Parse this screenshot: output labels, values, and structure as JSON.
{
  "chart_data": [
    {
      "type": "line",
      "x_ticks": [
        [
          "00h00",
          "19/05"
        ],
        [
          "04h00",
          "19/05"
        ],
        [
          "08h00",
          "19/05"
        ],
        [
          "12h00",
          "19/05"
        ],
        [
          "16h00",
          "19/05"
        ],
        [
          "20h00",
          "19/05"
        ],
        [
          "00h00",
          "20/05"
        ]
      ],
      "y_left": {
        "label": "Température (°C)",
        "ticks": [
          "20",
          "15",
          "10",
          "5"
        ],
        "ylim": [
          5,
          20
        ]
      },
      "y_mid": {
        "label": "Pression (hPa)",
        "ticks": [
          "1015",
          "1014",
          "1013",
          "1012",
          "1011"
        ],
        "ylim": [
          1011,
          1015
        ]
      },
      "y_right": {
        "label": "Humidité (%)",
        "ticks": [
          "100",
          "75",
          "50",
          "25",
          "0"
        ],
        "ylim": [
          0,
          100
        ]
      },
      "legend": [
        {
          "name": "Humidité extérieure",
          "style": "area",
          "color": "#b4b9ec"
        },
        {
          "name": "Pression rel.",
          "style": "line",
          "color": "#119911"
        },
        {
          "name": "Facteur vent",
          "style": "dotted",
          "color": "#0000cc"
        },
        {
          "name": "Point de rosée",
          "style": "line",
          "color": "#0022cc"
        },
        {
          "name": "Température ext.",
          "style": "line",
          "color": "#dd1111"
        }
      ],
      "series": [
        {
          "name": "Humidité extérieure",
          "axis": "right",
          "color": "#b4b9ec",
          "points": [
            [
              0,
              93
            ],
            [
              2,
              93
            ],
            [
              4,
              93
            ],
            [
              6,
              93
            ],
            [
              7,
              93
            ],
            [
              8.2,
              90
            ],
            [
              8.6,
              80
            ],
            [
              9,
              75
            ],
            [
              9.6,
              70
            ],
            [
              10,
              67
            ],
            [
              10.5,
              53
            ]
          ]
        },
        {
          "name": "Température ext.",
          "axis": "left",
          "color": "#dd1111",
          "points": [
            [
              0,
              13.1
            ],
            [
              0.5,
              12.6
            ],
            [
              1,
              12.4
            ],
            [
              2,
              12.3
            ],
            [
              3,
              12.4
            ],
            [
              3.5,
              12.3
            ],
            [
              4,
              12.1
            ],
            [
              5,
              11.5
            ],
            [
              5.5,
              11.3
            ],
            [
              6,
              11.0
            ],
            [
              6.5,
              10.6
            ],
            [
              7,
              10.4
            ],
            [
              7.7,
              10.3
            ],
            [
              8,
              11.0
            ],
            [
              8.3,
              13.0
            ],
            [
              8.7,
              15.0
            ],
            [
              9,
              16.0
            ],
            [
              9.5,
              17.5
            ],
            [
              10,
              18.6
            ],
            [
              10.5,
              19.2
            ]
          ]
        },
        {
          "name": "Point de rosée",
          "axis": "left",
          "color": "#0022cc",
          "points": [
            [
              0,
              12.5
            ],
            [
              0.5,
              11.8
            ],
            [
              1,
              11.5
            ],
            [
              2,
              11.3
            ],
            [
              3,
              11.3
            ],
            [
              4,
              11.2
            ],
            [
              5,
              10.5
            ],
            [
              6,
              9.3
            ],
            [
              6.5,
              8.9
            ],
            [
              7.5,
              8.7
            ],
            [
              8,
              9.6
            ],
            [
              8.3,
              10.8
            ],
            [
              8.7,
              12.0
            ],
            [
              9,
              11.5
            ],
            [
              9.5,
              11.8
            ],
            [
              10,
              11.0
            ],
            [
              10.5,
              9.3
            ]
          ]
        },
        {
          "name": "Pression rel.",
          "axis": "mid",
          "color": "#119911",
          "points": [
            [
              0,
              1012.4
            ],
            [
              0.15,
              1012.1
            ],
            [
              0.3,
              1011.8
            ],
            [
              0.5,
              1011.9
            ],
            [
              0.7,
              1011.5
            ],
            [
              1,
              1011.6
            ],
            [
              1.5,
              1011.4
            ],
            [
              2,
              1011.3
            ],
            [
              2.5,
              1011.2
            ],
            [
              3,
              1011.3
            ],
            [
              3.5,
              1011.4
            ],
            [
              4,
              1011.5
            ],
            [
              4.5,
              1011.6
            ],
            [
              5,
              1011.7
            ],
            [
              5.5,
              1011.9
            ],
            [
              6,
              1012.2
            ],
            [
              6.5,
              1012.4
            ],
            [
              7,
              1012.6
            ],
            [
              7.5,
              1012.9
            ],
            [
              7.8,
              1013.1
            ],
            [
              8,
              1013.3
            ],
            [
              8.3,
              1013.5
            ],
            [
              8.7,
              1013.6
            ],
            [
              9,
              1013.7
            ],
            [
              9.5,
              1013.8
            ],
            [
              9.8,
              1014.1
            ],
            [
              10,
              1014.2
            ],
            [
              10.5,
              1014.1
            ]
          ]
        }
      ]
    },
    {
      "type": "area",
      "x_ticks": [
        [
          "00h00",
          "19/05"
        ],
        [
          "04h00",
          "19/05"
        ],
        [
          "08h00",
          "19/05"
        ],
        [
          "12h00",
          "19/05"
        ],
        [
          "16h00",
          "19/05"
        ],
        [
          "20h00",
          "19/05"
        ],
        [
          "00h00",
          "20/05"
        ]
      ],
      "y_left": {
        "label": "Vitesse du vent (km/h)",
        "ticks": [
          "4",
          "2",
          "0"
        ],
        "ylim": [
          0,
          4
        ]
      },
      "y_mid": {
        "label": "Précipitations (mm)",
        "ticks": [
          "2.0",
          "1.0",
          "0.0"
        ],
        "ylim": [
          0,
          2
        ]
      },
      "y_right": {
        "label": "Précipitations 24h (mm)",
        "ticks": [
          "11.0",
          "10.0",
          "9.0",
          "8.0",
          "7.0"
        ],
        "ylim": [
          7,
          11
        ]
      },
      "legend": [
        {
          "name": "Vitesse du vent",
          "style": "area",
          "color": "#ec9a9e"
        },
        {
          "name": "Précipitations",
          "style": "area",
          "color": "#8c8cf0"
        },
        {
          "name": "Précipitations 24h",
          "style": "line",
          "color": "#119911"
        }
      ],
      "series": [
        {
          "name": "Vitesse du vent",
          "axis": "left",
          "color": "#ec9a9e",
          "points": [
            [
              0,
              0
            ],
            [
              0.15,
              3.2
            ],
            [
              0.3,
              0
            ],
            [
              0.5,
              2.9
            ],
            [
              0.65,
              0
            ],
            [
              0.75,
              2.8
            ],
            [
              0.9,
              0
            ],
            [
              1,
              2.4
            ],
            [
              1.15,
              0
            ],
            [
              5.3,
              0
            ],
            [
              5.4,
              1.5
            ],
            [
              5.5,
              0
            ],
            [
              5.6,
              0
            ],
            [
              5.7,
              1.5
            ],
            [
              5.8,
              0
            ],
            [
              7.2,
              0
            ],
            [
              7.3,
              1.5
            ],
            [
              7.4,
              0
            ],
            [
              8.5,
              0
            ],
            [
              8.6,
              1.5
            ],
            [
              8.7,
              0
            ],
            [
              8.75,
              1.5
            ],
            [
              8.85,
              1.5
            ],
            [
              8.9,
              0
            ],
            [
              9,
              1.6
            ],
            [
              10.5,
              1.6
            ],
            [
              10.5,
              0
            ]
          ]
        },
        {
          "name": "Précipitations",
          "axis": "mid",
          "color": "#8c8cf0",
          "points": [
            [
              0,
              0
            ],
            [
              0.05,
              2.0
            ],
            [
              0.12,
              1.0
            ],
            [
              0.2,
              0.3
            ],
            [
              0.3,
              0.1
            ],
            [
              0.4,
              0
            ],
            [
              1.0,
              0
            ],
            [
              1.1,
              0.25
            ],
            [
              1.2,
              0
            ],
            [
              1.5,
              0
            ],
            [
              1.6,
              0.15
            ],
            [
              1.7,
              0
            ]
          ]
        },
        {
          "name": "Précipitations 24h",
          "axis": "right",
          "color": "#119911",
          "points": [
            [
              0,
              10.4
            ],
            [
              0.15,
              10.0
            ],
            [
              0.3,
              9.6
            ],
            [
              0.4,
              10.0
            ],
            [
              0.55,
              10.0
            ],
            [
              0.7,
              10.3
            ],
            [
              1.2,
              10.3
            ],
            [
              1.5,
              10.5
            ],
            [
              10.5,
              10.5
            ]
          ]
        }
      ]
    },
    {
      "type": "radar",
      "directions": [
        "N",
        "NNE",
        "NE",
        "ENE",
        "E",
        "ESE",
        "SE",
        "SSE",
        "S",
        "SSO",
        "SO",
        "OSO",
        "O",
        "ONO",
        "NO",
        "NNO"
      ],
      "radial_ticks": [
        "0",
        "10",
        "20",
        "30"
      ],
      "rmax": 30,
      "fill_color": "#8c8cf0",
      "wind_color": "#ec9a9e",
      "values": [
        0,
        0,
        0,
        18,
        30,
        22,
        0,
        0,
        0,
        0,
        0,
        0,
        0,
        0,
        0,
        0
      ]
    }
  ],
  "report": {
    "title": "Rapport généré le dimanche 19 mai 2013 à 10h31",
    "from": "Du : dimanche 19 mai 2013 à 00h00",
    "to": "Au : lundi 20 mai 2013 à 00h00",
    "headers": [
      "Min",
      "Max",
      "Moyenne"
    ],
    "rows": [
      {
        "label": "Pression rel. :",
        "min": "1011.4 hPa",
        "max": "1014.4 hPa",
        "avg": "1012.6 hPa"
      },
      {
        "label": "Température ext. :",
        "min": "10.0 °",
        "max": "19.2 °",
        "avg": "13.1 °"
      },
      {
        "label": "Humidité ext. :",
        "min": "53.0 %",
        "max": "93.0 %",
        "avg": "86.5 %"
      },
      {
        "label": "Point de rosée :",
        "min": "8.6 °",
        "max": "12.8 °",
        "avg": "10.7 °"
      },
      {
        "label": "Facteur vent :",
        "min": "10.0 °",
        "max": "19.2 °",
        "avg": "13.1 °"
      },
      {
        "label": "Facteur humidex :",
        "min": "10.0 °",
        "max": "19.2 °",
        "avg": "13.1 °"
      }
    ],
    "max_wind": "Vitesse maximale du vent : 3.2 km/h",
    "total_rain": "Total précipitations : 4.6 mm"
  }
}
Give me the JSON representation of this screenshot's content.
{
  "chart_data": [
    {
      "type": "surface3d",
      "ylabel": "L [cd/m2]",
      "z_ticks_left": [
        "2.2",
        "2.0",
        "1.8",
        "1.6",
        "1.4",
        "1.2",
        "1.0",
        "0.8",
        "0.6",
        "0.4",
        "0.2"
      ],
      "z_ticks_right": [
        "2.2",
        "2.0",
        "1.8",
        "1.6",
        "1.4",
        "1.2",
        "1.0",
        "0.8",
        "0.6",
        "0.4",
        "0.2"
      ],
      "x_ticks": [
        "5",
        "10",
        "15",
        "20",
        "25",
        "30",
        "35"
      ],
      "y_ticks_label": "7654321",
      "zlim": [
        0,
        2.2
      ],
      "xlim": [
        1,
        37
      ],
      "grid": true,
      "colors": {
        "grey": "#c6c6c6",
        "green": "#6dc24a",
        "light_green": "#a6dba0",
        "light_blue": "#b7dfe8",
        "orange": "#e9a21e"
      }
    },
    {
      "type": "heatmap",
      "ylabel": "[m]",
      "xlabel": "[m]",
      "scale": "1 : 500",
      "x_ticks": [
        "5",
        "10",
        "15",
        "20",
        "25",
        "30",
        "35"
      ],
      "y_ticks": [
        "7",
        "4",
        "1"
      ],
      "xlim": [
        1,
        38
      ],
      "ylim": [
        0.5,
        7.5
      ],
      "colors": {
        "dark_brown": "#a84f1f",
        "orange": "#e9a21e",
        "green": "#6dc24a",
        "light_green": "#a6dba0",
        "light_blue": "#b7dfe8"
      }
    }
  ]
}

WHAT TO WORK ON:
Exact repetition is required for the lines from the one that contains "Give me the" through the final line; leave out everything else.

TASK RESULT:
Give me the JSON representation of this screenshot's content.
{
  "chart_data": [
    {
      "type": "surface3d",
      "ylabel": "L [cd/m2]",
      "z_ticks_left": [
        "2.2",
        "2.0",
        "1.8",
        "1.6",
        "1.4",
        "1.2",
        "1.0",
        "0.8",
        "0.6",
        "0.4",
        "0.2"
      ],
      "z_ticks_right": [
        "2.2",
        "2.0",
        "1.8",
        "1.6",
        "1.4",
        "1.2",
        "1.0",
        "0.8",
        "0.6",
        "0.4",
        "0.2"
      ],
      "x_ticks": [
        "5",
        "10",
        "15",
        "20",
        "25",
        "30",
        "35"
      ],
      "y_ticks_label": "7654321",
      "zlim": [
        0,
        2.2
      ],
      "xlim": [
        1,
        37
      ],
      "grid": true,
      "colors": {
        "grey": "#c6c6c6",
        "green": "#6dc24a",
        "light_green": "#a6dba0",
        "light_blue": "#b7dfe8",
        "orange": "#e9a21e"
      }
    },
    {
      "type": "heatmap",
      "ylabel": "[m]",
      "xlabel": "[m]",
      "scale": "1 : 500",
      "x_ticks": [
        "5",
        "10",
        "15",
        "20",
        "25",
        "30",
        "35"
      ],
      "y_ticks": [
        "7",
        "4",
        "1"
      ],
      "xlim": [
        1,
        38
      ],
      "ylim": [
        0.5,
        7.5
      ],
      "colors": {
        "dark_brown": "#a84f1f",
        "orange": "#e9a21e",
        "green": "#6dc24a",
        "light_green": "#a6dba0",
        "light_blue": "#b7dfe8"
      }
    }
  ]
}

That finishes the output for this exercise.